◆ **DIRECTIONS**: Leave out the pictures and transcribe everything else exactly.

◆ **MATERIAL TO PROCESS**:
-------------------------
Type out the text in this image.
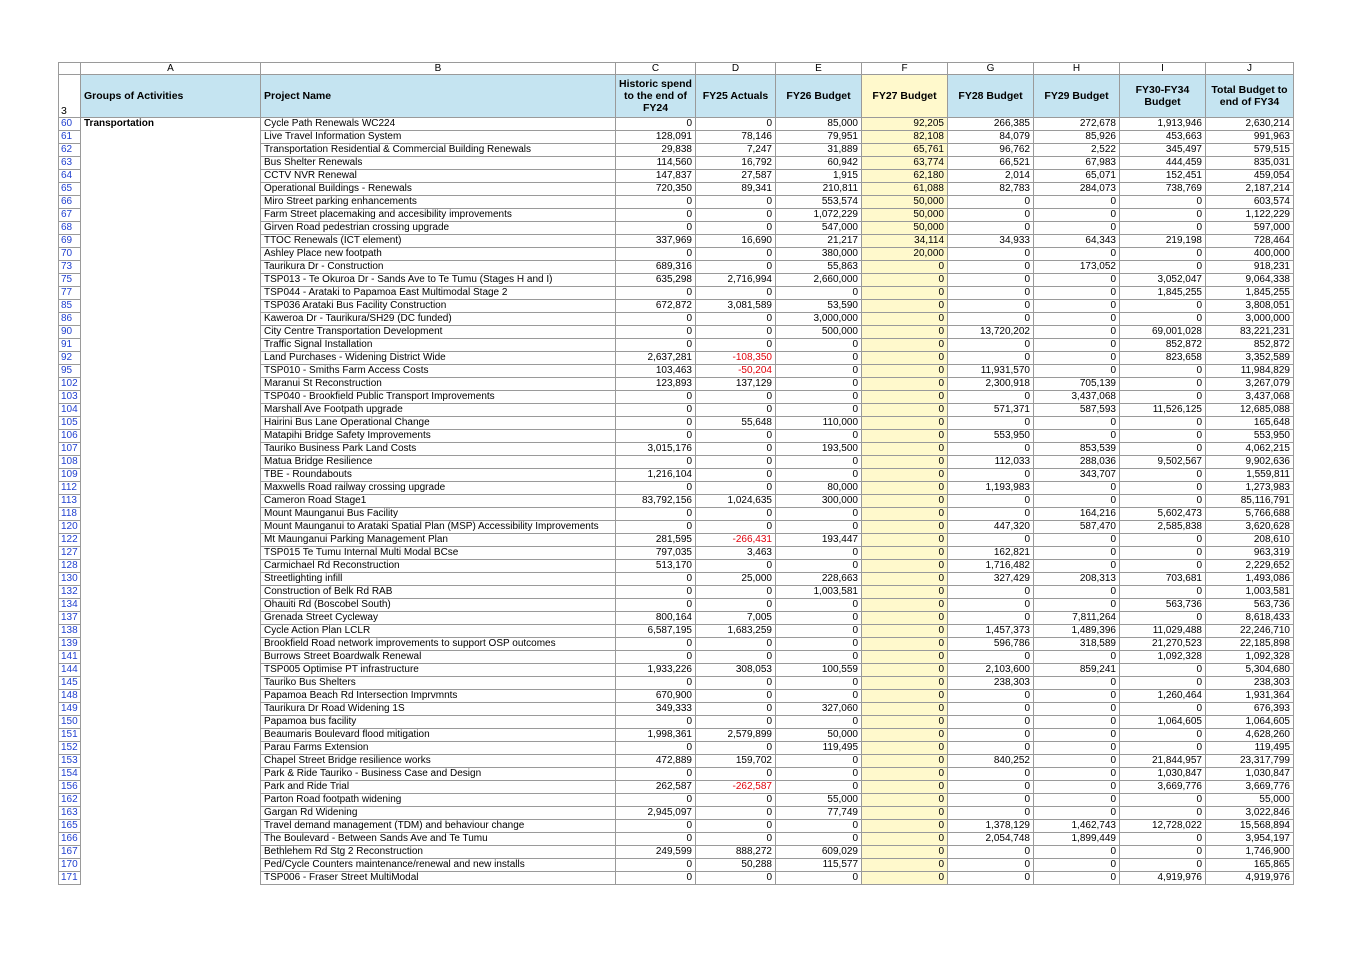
	A	B	C	D	E	F	G	H	I	J
3	Groups of Activities	Project Name	Historic spend to the end of FY24	FY25 Actuals	FY26 Budget	FY27 Budget	FY28 Budget	FY29 Budget	FY30-FY34 Budget	Total Budget to end of FY34
60	Transportation	Cycle Path Renewals WC224	0	0	85,000	92,205	266,385	272,678	1,913,946	2,630,214
61		Live Travel Information System	128,091	78,146	79,951	82,108	84,079	85,926	453,663	991,963
62		Transportation Residential & Commercial Building Renewals	29,838	7,247	31,889	65,761	96,762	2,522	345,497	579,515
63		Bus Shelter Renewals	114,560	16,792	60,942	63,774	66,521	67,983	444,459	835,031
64		CCTV NVR Renewal	147,837	27,587	1,915	62,180	2,014	65,071	152,451	459,054
65		Operational Buildings - Renewals	720,350	89,341	210,811	61,088	82,783	284,073	738,769	2,187,214
66		Miro Street parking enhancements	0	0	553,574	50,000	0	0	0	603,574
67		Farm Street placemaking and accesibility improvements	0	0	1,072,229	50,000	0	0	0	1,122,229
68		Girven Road pedestrian crossing upgrade	0	0	547,000	50,000	0	0	0	597,000
69		TTOC Renewals (ICT element)	337,969	16,690	21,217	34,114	34,933	64,343	219,198	728,464
70		Ashley Place new footpath	0	0	380,000	20,000	0	0	0	400,000
73		Taurikura Dr - Construction	689,316	0	55,863	0	0	173,052	0	918,231
75		TSP013 - Te Okuroa Dr - Sands Ave to Te Tumu (Stages H and I)	635,298	2,716,994	2,660,000	0	0	0	3,052,047	9,064,338
77		TSP044 - Arataki to Papamoa East Multimodal Stage 2	0	0	0	0	0	0	1,845,255	1,845,255
85		TSP036 Arataki Bus Facility Construction	672,872	3,081,589	53,590	0	0	0	0	3,808,051
86		Kaweroa Dr - Taurikura/SH29 (DC funded)	0	0	3,000,000	0	0	0	0	3,000,000
90		City Centre Transportation Development	0	0	500,000	0	13,720,202	0	69,001,028	83,221,231
91		Traffic Signal Installation	0	0	0	0	0	0	852,872	852,872
92		Land Purchases - Widening District Wide	2,637,281	-108,350	0	0	0	0	823,658	3,352,589
95		TSP010 - Smiths Farm Access Costs	103,463	-50,204	0	0	11,931,570	0	0	11,984,829
102		Maranui St Reconstruction	123,893	137,129	0	0	2,300,918	705,139	0	3,267,079
103		TSP040 - Brookfield Public Transport Improvements	0	0	0	0	0	3,437,068	0	3,437,068
104		Marshall Ave Footpath upgrade	0	0	0	0	571,371	587,593	11,526,125	12,685,088
105		Hairini Bus Lane Operational Change	0	55,648	110,000	0	0	0	0	165,648
106		Matapihi Bridge Safety Improvements	0	0	0	0	553,950	0	0	553,950
107		Tauriko Business Park Land Costs	3,015,176	0	193,500	0	0	853,539	0	4,062,215
108		Matua Bridge Resilience	0	0	0	0	112,033	288,036	9,502,567	9,902,636
109		TBE - Roundabouts	1,216,104	0	0	0	0	343,707	0	1,559,811
112		Maxwells Road railway crossing upgrade	0	0	80,000	0	1,193,983	0	0	1,273,983
113		Cameron Road Stage1	83,792,156	1,024,635	300,000	0	0	0	0	85,116,791
118		Mount Maunganui Bus Facility	0	0	0	0	0	164,216	5,602,473	5,766,688
120		Mount Maunganui to Arataki Spatial Plan (MSP) Accessibility Improvements	0	0	0	0	447,320	587,470	2,585,838	3,620,628
122		Mt Maunganui Parking Management Plan	281,595	-266,431	193,447	0	0	0	0	208,610
127		TSP015 Te Tumu Internal Multi Modal BCse	797,035	3,463	0	0	162,821	0	0	963,319
128		Carmichael Rd Reconstruction	513,170	0	0	0	1,716,482	0	0	2,229,652
130		Streetlighting infill	0	25,000	228,663	0	327,429	208,313	703,681	1,493,086
132		Construction of Belk Rd RAB	0	0	1,003,581	0	0	0	0	1,003,581
134		Ohauiti Rd (Boscobel South)	0	0	0	0	0	0	563,736	563,736
137		Grenada Street Cycleway	800,164	7,005	0	0	0	7,811,264	0	8,618,433
138		Cycle Action Plan LCLR	6,587,195	1,683,259	0	0	1,457,373	1,489,396	11,029,488	22,246,710
139		Brookfield Road network improvements to support OSP outcomes	0	0	0	0	596,786	318,589	21,270,523	22,185,898
141		Burrows Street Boardwalk Renewal	0	0	0	0	0	0	1,092,328	1,092,328
144		TSP005 Optimise PT infrastructure	1,933,226	308,053	100,559	0	2,103,600	859,241	0	5,304,680
145		Tauriko Bus Shelters	0	0	0	0	238,303	0	0	238,303
148		Papamoa Beach Rd Intersection Imprvmnts	670,900	0	0	0	0	0	1,260,464	1,931,364
149		Taurikura Dr Road Widening 1S	349,333	0	327,060	0	0	0	0	676,393
150		Papamoa bus facility	0	0	0	0	0	0	1,064,605	1,064,605
151		Beaumaris Boulevard flood mitigation	1,998,361	2,579,899	50,000	0	0	0	0	4,628,260
152		Parau Farms Extension	0	0	119,495	0	0	0	0	119,495
153		Chapel Street Bridge resilience works	472,889	159,702	0	0	840,252	0	21,844,957	23,317,799
154		Park & Ride Tauriko - Business Case and Design	0	0	0	0	0	0	1,030,847	1,030,847
156		Park and Ride Trial	262,587	-262,587	0	0	0	0	3,669,776	3,669,776
162		Parton Road footpath widening	0	0	55,000	0	0	0	0	55,000
163		Gargan Rd Widening	2,945,097	0	77,749	0	0	0	0	3,022,846
165		Travel demand management (TDM) and behaviour change	0	0	0	0	1,378,129	1,462,743	12,728,022	15,568,894
166		The Boulevard - Between Sands Ave and Te Tumu	0	0	0	0	2,054,748	1,899,449	0	3,954,197
167		Bethlehem Rd Stg 2 Reconstruction	249,599	888,272	609,029	0	0	0	0	1,746,900
170		Ped/Cycle Counters maintenance/renewal and new installs	0	50,288	115,577	0	0	0	0	165,865
171		TSP006 - Fraser Street MultiModal	0	0	0	0	0	0	4,919,976	4,919,976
-------------------------
◆ **ANSWER FOR THE TASK**:
Type out the text in this image.
	A	B	C	D	E	F	G	H	I	J
3	Groups of Activities	Project Name	Historic spend to the end of FY24	FY25 Actuals	FY26 Budget	FY27 Budget	FY28 Budget	FY29 Budget	FY30-FY34 Budget	Total Budget to end of FY34
60	Transportation	Cycle Path Renewals WC224	0	0	85,000	92,205	266,385	272,678	1,913,946	2,630,214
61		Live Travel Information System	128,091	78,146	79,951	82,108	84,079	85,926	453,663	991,963
62		Transportation Residential & Commercial Building Renewals	29,838	7,247	31,889	65,761	96,762	2,522	345,497	579,515
63		Bus Shelter Renewals	114,560	16,792	60,942	63,774	66,521	67,983	444,459	835,031
64		CCTV NVR Renewal	147,837	27,587	1,915	62,180	2,014	65,071	152,451	459,054
65		Operational Buildings - Renewals	720,350	89,341	210,811	61,088	82,783	284,073	738,769	2,187,214
66		Miro Street parking enhancements	0	0	553,574	50,000	0	0	0	603,574
67		Farm Street placemaking and accesibility improvements	0	0	1,072,229	50,000	0	0	0	1,122,229
68		Girven Road pedestrian crossing upgrade	0	0	547,000	50,000	0	0	0	597,000
69		TTOC Renewals (ICT element)	337,969	16,690	21,217	34,114	34,933	64,343	219,198	728,464
70		Ashley Place new footpath	0	0	380,000	20,000	0	0	0	400,000
73		Taurikura Dr - Construction	689,316	0	55,863	0	0	173,052	0	918,231
75		TSP013 - Te Okuroa Dr - Sands Ave to Te Tumu (Stages H and I)	635,298	2,716,994	2,660,000	0	0	0	3,052,047	9,064,338
77		TSP044 - Arataki to Papamoa East Multimodal Stage 2	0	0	0	0	0	0	1,845,255	1,845,255
85		TSP036 Arataki Bus Facility Construction	672,872	3,081,589	53,590	0	0	0	0	3,808,051
86		Kaweroa Dr - Taurikura/SH29 (DC funded)	0	0	3,000,000	0	0	0	0	3,000,000
90		City Centre Transportation Development	0	0	500,000	0	13,720,202	0	69,001,028	83,221,231
91		Traffic Signal Installation	0	0	0	0	0	0	852,872	852,872
92		Land Purchases - Widening District Wide	2,637,281	-108,350	0	0	0	0	823,658	3,352,589
95		TSP010 - Smiths Farm Access Costs	103,463	-50,204	0	0	11,931,570	0	0	11,984,829
102		Maranui St Reconstruction	123,893	137,129	0	0	2,300,918	705,139	0	3,267,079
103		TSP040 - Brookfield Public Transport Improvements	0	0	0	0	0	3,437,068	0	3,437,068
104		Marshall Ave Footpath upgrade	0	0	0	0	571,371	587,593	11,526,125	12,685,088
105		Hairini Bus Lane Operational Change	0	55,648	110,000	0	0	0	0	165,648
106		Matapihi Bridge Safety Improvements	0	0	0	0	553,950	0	0	553,950
107		Tauriko Business Park Land Costs	3,015,176	0	193,500	0	0	853,539	0	4,062,215
108		Matua Bridge Resilience	0	0	0	0	112,033	288,036	9,502,567	9,902,636
109		TBE - Roundabouts	1,216,104	0	0	0	0	343,707	0	1,559,811
112		Maxwells Road railway crossing upgrade	0	0	80,000	0	1,193,983	0	0	1,273,983
113		Cameron Road Stage1	83,792,156	1,024,635	300,000	0	0	0	0	85,116,791
118		Mount Maunganui Bus Facility	0	0	0	0	0	164,216	5,602,473	5,766,688
120		Mount Maunganui to Arataki Spatial Plan (MSP) Accessibility Improvements	0	0	0	0	447,320	587,470	2,585,838	3,620,628
122		Mt Maunganui Parking Management Plan	281,595	-266,431	193,447	0	0	0	0	208,610
127		TSP015 Te Tumu Internal Multi Modal BCse	797,035	3,463	0	0	162,821	0	0	963,319
128		Carmichael Rd Reconstruction	513,170	0	0	0	1,716,482	0	0	2,229,652
130		Streetlighting infill	0	25,000	228,663	0	327,429	208,313	703,681	1,493,086
132		Construction of Belk Rd RAB	0	0	1,003,581	0	0	0	0	1,003,581
134		Ohauiti Rd (Boscobel South)	0	0	0	0	0	0	563,736	563,736
137		Grenada Street Cycleway	800,164	7,005	0	0	0	7,811,264	0	8,618,433
138		Cycle Action Plan LCLR	6,587,195	1,683,259	0	0	1,457,373	1,489,396	11,029,488	22,246,710
139		Brookfield Road network improvements to support OSP outcomes	0	0	0	0	596,786	318,589	21,270,523	22,185,898
141		Burrows Street Boardwalk Renewal	0	0	0	0	0	0	1,092,328	1,092,328
144		TSP005 Optimise PT infrastructure	1,933,226	308,053	100,559	0	2,103,600	859,241	0	5,304,680
145		Tauriko Bus Shelters	0	0	0	0	238,303	0	0	238,303
148		Papamoa Beach Rd Intersection Imprvmnts	670,900	0	0	0	0	0	1,260,464	1,931,364
149		Taurikura Dr Road Widening 1S	349,333	0	327,060	0	0	0	0	676,393
150		Papamoa bus facility	0	0	0	0	0	0	1,064,605	1,064,605
151		Beaumaris Boulevard flood mitigation	1,998,361	2,579,899	50,000	0	0	0	0	4,628,260
152		Parau Farms Extension	0	0	119,495	0	0	0	0	119,495
153		Chapel Street Bridge resilience works	472,889	159,702	0	0	840,252	0	21,844,957	23,317,799
154		Park & Ride Tauriko - Business Case and Design	0	0	0	0	0	0	1,030,847	1,030,847
156		Park and Ride Trial	262,587	-262,587	0	0	0	0	3,669,776	3,669,776
162		Parton Road footpath widening	0	0	55,000	0	0	0	0	55,000
163		Gargan Rd Widening	2,945,097	0	77,749	0	0	0	0	3,022,846
165		Travel demand management (TDM) and behaviour change	0	0	0	0	1,378,129	1,462,743	12,728,022	15,568,894
166		The Boulevard - Between Sands Ave and Te Tumu	0	0	0	0	2,054,748	1,899,449	0	3,954,197
167		Bethlehem Rd Stg 2 Reconstruction	249,599	888,272	609,029	0	0	0	0	1,746,900
170		Ped/Cycle Counters maintenance/renewal and new installs	0	50,288	115,577	0	0	0	0	165,865
171		TSP006 - Fraser Street MultiModal	0	0	0	0	0	0	4,919,976	4,919,976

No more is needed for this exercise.